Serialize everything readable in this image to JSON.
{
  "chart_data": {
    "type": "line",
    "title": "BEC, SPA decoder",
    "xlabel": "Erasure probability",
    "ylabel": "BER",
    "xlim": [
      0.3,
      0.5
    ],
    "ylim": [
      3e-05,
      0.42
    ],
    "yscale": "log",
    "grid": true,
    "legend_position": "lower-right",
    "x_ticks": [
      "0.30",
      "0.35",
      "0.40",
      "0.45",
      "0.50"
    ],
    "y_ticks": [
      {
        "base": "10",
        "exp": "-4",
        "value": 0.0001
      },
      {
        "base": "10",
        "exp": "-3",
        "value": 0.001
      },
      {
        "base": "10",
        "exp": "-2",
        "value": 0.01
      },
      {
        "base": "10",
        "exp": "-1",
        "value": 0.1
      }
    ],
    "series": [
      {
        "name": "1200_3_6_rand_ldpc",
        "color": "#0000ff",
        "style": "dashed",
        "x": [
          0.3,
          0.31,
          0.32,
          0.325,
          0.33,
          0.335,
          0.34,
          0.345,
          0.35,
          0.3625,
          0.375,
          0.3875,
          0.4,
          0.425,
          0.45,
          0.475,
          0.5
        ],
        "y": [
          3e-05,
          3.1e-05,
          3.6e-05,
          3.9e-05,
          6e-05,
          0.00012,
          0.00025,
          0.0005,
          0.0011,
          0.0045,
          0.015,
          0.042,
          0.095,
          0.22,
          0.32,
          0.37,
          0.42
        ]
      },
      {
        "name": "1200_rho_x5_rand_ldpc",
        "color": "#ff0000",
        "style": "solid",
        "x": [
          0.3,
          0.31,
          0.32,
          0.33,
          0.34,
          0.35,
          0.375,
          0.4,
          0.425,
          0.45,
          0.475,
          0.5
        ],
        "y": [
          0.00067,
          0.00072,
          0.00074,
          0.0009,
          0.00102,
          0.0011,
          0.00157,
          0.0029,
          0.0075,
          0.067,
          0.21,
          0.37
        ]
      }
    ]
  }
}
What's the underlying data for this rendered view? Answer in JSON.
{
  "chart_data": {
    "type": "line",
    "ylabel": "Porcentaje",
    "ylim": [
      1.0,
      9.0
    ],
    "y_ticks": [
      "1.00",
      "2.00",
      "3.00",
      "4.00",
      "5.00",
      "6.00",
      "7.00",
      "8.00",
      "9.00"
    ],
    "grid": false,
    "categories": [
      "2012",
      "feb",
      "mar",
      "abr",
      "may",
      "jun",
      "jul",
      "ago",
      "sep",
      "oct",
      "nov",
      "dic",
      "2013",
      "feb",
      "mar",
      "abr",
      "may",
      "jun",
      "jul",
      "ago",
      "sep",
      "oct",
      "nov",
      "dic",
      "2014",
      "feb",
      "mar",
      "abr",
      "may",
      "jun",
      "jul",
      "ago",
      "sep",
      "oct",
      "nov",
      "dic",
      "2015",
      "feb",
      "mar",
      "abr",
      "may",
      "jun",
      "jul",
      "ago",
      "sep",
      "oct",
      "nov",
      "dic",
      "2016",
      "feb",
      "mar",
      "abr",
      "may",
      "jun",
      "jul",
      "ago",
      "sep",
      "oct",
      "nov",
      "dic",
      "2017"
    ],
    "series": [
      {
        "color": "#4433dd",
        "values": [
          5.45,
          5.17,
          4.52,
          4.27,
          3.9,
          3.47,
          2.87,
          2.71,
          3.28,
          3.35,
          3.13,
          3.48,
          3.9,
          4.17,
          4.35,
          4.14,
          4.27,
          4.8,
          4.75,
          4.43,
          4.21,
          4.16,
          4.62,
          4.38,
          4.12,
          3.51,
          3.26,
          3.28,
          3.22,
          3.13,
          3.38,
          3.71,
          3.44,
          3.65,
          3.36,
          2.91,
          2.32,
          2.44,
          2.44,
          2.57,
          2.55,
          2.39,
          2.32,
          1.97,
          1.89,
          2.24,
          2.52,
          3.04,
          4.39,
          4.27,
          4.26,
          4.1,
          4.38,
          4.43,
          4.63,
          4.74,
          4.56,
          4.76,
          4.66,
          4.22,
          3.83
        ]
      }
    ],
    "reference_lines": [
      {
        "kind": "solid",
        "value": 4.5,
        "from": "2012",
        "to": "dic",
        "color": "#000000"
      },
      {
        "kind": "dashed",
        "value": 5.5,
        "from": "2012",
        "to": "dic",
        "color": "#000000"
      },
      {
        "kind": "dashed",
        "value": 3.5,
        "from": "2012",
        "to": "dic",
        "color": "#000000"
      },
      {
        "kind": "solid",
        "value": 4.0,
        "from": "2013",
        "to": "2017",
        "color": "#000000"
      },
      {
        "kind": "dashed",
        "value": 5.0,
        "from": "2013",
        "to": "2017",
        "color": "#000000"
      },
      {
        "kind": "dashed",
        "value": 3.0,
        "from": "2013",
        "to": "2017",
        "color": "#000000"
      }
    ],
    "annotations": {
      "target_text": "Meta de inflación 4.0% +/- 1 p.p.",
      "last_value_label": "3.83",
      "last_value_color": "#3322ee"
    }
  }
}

Goal: Copy each entry exactly, with nothing added or dropped.

Output for this task:
Serialize everything readable in this image to JSON.
{
  "chart_data": {
    "type": "line",
    "title": "BEC, SPA decoder",
    "xlabel": "Erasure probability",
    "ylabel": "BER",
    "xlim": [
      0.3,
      0.5
    ],
    "ylim": [
      3e-05,
      0.42
    ],
    "yscale": "log",
    "grid": true,
    "legend_position": "lower-right",
    "x_ticks": [
      "0.30",
      "0.35",
      "0.40",
      "0.45",
      "0.50"
    ],
    "y_ticks": [
      {
        "base": "10",
        "exp": "-4",
        "value": 0.0001
      },
      {
        "base": "10",
        "exp": "-3",
        "value": 0.001
      },
      {
        "base": "10",
        "exp": "-2",
        "value": 0.01
      },
      {
        "base": "10",
        "exp": "-1",
        "value": 0.1
      }
    ],
    "series": [
      {
        "name": "1200_3_6_rand_ldpc",
        "color": "#0000ff",
        "style": "dashed",
        "x": [
          0.3,
          0.31,
          0.32,
          0.325,
          0.33,
          0.335,
          0.34,
          0.345,
          0.35,
          0.3625,
          0.375,
          0.3875,
          0.4,
          0.425,
          0.45,
          0.475,
          0.5
        ],
        "y": [
          3e-05,
          3.1e-05,
          3.6e-05,
          3.9e-05,
          6e-05,
          0.00012,
          0.00025,
          0.0005,
          0.0011,
          0.0045,
          0.015,
          0.042,
          0.095,
          0.22,
          0.32,
          0.37,
          0.42
        ]
      },
      {
        "name": "1200_rho_x5_rand_ldpc",
        "color": "#ff0000",
        "style": "solid",
        "x": [
          0.3,
          0.31,
          0.32,
          0.33,
          0.34,
          0.35,
          0.375,
          0.4,
          0.425,
          0.45,
          0.475,
          0.5
        ],
        "y": [
          0.00067,
          0.00072,
          0.00074,
          0.0009,
          0.00102,
          0.0011,
          0.00157,
          0.0029,
          0.0075,
          0.067,
          0.21,
          0.37
        ]
      }
    ]
  }
}
What's the underlying data for this rendered view? Answer in JSON.
{
  "chart_data": {
    "type": "line",
    "ylabel": "Porcentaje",
    "ylim": [
      1.0,
      9.0
    ],
    "y_ticks": [
      "1.00",
      "2.00",
      "3.00",
      "4.00",
      "5.00",
      "6.00",
      "7.00",
      "8.00",
      "9.00"
    ],
    "grid": false,
    "categories": [
      "2012",
      "feb",
      "mar",
      "abr",
      "may",
      "jun",
      "jul",
      "ago",
      "sep",
      "oct",
      "nov",
      "dic",
      "2013",
      "feb",
      "mar",
      "abr",
      "may",
      "jun",
      "jul",
      "ago",
      "sep",
      "oct",
      "nov",
      "dic",
      "2014",
      "feb",
      "mar",
      "abr",
      "may",
      "jun",
      "jul",
      "ago",
      "sep",
      "oct",
      "nov",
      "dic",
      "2015",
      "feb",
      "mar",
      "abr",
      "may",
      "jun",
      "jul",
      "ago",
      "sep",
      "oct",
      "nov",
      "dic",
      "2016",
      "feb",
      "mar",
      "abr",
      "may",
      "jun",
      "jul",
      "ago",
      "sep",
      "oct",
      "nov",
      "dic",
      "2017"
    ],
    "series": [
      {
        "color": "#4433dd",
        "values": [
          5.45,
          5.17,
          4.52,
          4.27,
          3.9,
          3.47,
          2.87,
          2.71,
          3.28,
          3.35,
          3.13,
          3.48,
          3.9,
          4.17,
          4.35,
          4.14,
          4.27,
          4.8,
          4.75,
          4.43,
          4.21,
          4.16,
          4.62,
          4.38,
          4.12,
          3.51,
          3.26,
          3.28,
          3.22,
          3.13,
          3.38,
          3.71,
          3.44,
          3.65,
          3.36,
          2.91,
          2.32,
          2.44,
          2.44,
          2.57,
          2.55,
          2.39,
          2.32,
          1.97,
          1.89,
          2.24,
          2.52,
          3.04,
          4.39,
          4.27,
          4.26,
          4.1,
          4.38,
          4.43,
          4.63,
          4.74,
          4.56,
          4.76,
          4.66,
          4.22,
          3.83
        ]
      }
    ],
    "reference_lines": [
      {
        "kind": "solid",
        "value": 4.5,
        "from": "2012",
        "to": "dic",
        "color": "#000000"
      },
      {
        "kind": "dashed",
        "value": 5.5,
        "from": "2012",
        "to": "dic",
        "color": "#000000"
      },
      {
        "kind": "dashed",
        "value": 3.5,
        "from": "2012",
        "to": "dic",
        "color": "#000000"
      },
      {
        "kind": "solid",
        "value": 4.0,
        "from": "2013",
        "to": "2017",
        "color": "#000000"
      },
      {
        "kind": "dashed",
        "value": 5.0,
        "from": "2013",
        "to": "2017",
        "color": "#000000"
      },
      {
        "kind": "dashed",
        "value": 3.0,
        "from": "2013",
        "to": "2017",
        "color": "#000000"
      }
    ],
    "annotations": {
      "target_text": "Meta de inflación 4.0% +/- 1 p.p.",
      "last_value_label": "3.83",
      "last_value_color": "#3322ee"
    }
  }
}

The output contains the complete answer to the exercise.